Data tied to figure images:
-- START --

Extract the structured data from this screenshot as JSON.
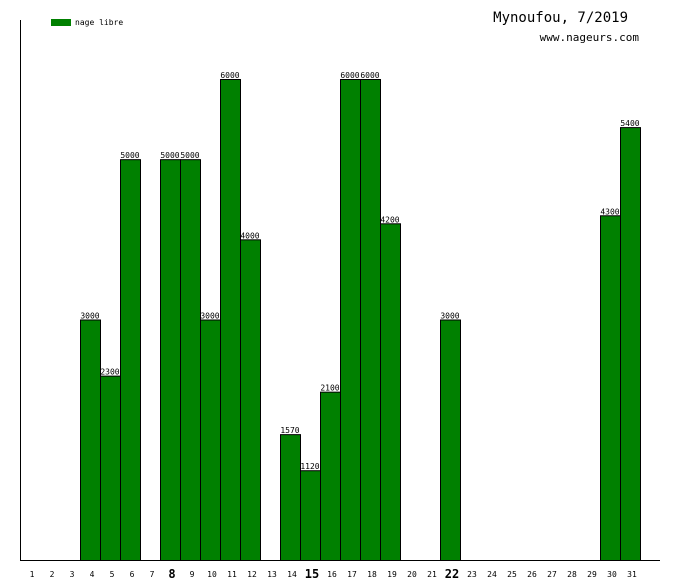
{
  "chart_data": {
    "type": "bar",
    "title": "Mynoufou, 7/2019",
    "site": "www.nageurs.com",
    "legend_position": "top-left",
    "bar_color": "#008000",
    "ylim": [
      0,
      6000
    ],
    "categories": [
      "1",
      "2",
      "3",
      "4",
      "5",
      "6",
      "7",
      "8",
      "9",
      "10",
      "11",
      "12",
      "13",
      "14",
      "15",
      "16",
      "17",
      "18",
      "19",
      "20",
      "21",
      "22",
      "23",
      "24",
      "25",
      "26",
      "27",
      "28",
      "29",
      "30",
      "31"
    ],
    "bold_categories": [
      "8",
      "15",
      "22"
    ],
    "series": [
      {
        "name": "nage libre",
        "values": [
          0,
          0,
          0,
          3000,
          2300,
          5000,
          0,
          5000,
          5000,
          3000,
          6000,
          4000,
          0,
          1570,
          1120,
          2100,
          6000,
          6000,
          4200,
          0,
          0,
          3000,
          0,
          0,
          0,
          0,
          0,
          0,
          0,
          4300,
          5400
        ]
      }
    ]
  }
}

-- END --

GIVEN REQUEST
Return the material exactly as given, apart from the pictures.

SOLUTION TO THIS EXERCISE
Extract the structured data from this screenshot as JSON.
{
  "chart_data": {
    "type": "bar",
    "title": "Mynoufou, 7/2019",
    "site": "www.nageurs.com",
    "legend_position": "top-left",
    "bar_color": "#008000",
    "ylim": [
      0,
      6000
    ],
    "categories": [
      "1",
      "2",
      "3",
      "4",
      "5",
      "6",
      "7",
      "8",
      "9",
      "10",
      "11",
      "12",
      "13",
      "14",
      "15",
      "16",
      "17",
      "18",
      "19",
      "20",
      "21",
      "22",
      "23",
      "24",
      "25",
      "26",
      "27",
      "28",
      "29",
      "30",
      "31"
    ],
    "bold_categories": [
      "8",
      "15",
      "22"
    ],
    "series": [
      {
        "name": "nage libre",
        "values": [
          0,
          0,
          0,
          3000,
          2300,
          5000,
          0,
          5000,
          5000,
          3000,
          6000,
          4000,
          0,
          1570,
          1120,
          2100,
          6000,
          6000,
          4200,
          0,
          0,
          3000,
          0,
          0,
          0,
          0,
          0,
          0,
          0,
          4300,
          5400
        ]
      }
    ]
  }
}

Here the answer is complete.